START DATA ROWS
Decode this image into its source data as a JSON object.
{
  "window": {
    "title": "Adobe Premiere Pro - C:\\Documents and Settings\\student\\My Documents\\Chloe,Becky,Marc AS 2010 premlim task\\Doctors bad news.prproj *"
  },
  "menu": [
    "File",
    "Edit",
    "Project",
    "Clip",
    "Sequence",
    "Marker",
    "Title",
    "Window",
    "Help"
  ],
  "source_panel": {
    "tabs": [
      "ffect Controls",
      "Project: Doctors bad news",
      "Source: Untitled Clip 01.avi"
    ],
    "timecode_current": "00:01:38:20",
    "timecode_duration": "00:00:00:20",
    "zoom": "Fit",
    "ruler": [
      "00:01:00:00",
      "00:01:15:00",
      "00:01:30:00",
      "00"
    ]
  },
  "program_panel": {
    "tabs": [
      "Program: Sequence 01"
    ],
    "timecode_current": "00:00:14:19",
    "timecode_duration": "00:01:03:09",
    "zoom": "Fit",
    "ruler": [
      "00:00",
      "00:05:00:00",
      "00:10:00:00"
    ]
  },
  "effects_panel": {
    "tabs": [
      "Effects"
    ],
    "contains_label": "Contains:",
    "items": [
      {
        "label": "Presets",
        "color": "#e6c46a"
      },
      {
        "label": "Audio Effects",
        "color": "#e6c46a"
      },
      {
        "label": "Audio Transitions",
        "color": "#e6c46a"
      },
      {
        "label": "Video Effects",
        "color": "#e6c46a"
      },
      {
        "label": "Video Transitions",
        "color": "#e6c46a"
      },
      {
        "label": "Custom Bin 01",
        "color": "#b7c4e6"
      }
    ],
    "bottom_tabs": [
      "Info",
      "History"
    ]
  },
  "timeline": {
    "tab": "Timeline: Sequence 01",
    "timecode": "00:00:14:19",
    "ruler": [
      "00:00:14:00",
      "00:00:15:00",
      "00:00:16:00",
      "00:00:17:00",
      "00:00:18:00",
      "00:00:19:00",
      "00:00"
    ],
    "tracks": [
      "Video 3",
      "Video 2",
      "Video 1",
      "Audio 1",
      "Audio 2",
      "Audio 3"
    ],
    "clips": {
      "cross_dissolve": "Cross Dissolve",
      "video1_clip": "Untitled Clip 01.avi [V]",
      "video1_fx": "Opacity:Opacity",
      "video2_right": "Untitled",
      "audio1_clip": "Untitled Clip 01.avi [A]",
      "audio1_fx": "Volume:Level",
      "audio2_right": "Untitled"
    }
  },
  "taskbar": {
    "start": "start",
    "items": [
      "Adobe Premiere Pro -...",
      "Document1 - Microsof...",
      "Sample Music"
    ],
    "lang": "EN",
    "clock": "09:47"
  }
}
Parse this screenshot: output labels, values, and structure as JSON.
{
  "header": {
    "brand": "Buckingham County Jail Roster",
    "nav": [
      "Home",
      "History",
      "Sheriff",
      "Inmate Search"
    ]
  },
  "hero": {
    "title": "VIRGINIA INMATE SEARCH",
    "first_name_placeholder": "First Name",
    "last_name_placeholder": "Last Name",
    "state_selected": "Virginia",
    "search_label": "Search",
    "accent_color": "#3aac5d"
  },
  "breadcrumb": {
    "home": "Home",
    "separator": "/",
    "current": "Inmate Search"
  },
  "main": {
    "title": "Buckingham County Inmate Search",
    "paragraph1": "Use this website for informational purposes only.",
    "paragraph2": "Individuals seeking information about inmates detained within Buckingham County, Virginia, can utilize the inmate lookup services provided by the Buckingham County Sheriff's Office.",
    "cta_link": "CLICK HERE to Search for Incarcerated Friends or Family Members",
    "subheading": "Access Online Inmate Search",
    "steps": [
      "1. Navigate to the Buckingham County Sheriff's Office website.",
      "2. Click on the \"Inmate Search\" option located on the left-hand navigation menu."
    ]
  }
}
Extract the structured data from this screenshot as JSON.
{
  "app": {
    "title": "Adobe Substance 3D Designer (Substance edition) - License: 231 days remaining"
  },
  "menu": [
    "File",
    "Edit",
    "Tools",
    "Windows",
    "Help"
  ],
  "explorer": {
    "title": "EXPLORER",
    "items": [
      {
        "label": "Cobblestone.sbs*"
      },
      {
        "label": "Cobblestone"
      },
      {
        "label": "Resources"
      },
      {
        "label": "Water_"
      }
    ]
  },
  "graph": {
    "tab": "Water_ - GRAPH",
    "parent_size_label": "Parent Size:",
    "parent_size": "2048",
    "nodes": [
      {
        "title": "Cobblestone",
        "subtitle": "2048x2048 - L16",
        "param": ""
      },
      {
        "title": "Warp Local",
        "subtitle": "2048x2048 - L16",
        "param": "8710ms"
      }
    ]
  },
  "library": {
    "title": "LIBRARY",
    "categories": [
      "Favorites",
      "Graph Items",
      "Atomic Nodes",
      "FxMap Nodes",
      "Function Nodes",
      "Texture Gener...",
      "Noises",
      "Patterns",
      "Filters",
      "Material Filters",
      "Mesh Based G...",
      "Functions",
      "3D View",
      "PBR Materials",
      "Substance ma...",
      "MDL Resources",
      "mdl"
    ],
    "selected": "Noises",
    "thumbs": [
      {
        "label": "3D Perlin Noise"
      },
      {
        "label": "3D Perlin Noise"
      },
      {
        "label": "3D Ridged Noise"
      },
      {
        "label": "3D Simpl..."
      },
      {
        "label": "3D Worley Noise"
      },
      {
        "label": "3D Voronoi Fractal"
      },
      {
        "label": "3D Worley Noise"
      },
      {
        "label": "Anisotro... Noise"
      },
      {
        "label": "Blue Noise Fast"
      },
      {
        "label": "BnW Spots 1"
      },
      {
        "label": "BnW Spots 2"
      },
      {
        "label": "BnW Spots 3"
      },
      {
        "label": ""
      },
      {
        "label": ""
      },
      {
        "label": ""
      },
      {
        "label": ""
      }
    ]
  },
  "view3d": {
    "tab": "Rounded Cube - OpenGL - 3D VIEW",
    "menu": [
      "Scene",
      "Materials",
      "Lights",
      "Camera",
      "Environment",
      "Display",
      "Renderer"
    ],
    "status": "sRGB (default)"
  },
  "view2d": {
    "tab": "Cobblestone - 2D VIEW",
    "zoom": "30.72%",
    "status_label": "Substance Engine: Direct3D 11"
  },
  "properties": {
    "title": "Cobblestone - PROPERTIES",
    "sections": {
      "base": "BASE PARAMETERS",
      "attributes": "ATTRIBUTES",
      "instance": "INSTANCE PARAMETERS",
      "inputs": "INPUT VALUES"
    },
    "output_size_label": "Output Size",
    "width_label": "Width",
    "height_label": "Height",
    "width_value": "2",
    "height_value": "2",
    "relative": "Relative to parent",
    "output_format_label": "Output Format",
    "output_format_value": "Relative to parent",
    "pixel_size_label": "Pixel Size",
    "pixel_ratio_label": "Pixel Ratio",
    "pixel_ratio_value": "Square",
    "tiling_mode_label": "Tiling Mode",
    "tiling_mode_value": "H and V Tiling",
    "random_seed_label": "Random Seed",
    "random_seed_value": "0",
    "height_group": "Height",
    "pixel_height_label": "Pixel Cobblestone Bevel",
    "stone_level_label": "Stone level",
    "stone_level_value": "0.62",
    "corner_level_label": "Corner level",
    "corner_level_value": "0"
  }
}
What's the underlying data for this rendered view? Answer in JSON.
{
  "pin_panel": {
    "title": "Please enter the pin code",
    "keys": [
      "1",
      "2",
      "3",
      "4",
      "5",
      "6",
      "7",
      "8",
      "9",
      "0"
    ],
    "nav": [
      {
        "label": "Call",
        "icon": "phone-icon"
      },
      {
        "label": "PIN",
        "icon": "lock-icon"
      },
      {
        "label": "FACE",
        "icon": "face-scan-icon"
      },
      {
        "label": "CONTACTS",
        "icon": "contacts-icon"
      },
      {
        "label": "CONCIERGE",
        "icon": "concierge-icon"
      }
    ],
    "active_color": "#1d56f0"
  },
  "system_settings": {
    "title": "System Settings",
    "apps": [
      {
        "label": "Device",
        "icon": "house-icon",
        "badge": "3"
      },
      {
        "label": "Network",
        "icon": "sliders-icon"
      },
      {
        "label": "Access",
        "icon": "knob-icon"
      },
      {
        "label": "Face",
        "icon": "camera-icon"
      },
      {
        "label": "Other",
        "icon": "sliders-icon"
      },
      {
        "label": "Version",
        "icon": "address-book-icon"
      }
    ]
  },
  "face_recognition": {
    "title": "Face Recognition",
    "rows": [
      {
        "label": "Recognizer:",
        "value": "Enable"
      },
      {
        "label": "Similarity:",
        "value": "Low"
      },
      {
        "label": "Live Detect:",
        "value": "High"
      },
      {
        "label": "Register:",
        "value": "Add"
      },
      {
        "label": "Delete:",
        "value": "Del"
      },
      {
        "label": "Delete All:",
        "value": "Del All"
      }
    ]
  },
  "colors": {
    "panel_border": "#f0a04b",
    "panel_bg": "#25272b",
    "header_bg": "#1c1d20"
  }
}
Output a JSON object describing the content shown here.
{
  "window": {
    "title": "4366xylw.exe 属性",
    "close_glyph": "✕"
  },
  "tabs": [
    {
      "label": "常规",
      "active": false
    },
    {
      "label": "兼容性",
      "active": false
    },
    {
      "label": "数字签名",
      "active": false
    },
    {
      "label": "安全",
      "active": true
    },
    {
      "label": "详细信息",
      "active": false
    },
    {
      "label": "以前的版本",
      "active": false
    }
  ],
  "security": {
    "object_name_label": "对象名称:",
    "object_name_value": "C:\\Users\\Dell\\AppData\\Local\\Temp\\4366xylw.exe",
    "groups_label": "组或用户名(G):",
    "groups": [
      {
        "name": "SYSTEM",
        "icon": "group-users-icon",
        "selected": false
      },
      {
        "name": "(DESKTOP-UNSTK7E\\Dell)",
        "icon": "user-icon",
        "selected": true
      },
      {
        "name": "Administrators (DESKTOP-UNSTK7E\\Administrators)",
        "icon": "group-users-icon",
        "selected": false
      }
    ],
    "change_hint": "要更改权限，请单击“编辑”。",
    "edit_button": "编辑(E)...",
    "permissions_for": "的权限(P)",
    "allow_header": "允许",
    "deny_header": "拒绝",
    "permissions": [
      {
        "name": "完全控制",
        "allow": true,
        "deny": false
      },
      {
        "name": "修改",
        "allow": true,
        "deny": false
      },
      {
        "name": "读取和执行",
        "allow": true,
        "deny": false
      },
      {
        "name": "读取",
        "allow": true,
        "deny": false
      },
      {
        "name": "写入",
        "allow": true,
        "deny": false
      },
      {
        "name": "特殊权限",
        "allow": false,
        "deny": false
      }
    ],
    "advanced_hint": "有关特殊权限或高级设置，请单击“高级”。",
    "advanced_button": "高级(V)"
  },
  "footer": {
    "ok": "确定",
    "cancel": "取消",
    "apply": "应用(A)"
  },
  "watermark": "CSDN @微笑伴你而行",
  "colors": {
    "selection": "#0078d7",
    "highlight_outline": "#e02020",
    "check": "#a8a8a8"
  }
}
END DATA ROWS
Scan the material for lines with the word "news", and copy each line you find.

RESULT:
    "title": "Adobe Premiere Pro - C:\\Documents and Settings\\student\\My Documents\\Chloe,Becky,Marc AS 2010 premlim task\\Doctors bad news.prproj *"
      "Project: Doctors bad news",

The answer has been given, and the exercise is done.